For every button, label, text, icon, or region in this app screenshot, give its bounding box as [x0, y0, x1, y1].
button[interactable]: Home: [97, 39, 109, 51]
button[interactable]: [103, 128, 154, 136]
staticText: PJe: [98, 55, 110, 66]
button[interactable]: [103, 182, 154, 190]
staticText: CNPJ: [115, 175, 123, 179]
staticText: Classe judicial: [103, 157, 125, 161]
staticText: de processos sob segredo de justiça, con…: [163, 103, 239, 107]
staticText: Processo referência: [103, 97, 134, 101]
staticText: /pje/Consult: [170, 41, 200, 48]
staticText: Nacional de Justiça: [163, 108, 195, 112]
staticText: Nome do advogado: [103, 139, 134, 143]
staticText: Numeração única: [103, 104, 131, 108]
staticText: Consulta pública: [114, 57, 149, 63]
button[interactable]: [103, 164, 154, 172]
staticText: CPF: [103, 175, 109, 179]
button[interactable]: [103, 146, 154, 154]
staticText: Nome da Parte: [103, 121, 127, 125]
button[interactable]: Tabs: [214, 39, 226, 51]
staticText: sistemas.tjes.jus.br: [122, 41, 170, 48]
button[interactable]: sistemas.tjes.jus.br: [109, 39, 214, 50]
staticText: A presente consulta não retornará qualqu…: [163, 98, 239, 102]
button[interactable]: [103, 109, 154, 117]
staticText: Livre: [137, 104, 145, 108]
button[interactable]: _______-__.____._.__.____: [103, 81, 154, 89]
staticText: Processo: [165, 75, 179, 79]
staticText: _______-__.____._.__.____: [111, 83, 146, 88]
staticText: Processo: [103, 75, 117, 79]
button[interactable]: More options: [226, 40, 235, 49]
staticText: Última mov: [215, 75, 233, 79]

━━━

# [INSTRUCTIONS TO FOLLOW]
Can you repeat every one of the rows above verbatim, line by line, changing nothing?

# [ANSWER TO THE PROBLEM]
For every button, label, text, icon, or region in this app screenshot, give its bounding box as [x0, y0, x1, y1].
button[interactable]: Home: [97, 39, 109, 51]
button[interactable]: [103, 128, 154, 136]
staticText: PJe: [98, 55, 110, 66]
button[interactable]: [103, 182, 154, 190]
staticText: CNPJ: [115, 175, 123, 179]
staticText: Classe judicial: [103, 157, 125, 161]
staticText: de processos sob segredo de justiça, con…: [163, 103, 239, 107]
staticText: Processo referência: [103, 97, 134, 101]
staticText: /pje/Consult: [170, 41, 200, 48]
staticText: Nacional de Justiça: [163, 108, 195, 112]
staticText: Nome do advogado: [103, 139, 134, 143]
staticText: Numeração única: [103, 104, 131, 108]
staticText: Consulta pública: [114, 57, 149, 63]
button[interactable]: [103, 164, 154, 172]
staticText: CPF: [103, 175, 109, 179]
button[interactable]: [103, 146, 154, 154]
staticText: Nome da Parte: [103, 121, 127, 125]
button[interactable]: Tabs: [214, 39, 226, 51]
staticText: sistemas.tjes.jus.br: [122, 41, 170, 48]
button[interactable]: sistemas.tjes.jus.br: [109, 39, 214, 50]
staticText: A presente consulta não retornará qualqu…: [163, 98, 239, 102]
button[interactable]: [103, 109, 154, 117]
staticText: Livre: [137, 104, 145, 108]
button[interactable]: _______-__.____._.__.____: [103, 81, 154, 89]
staticText: Processo: [165, 75, 179, 79]
staticText: _______-__.____._.__.____: [111, 83, 146, 88]
staticText: Processo: [103, 75, 117, 79]
button[interactable]: More options: [226, 40, 235, 49]
staticText: Última mov: [215, 75, 233, 79]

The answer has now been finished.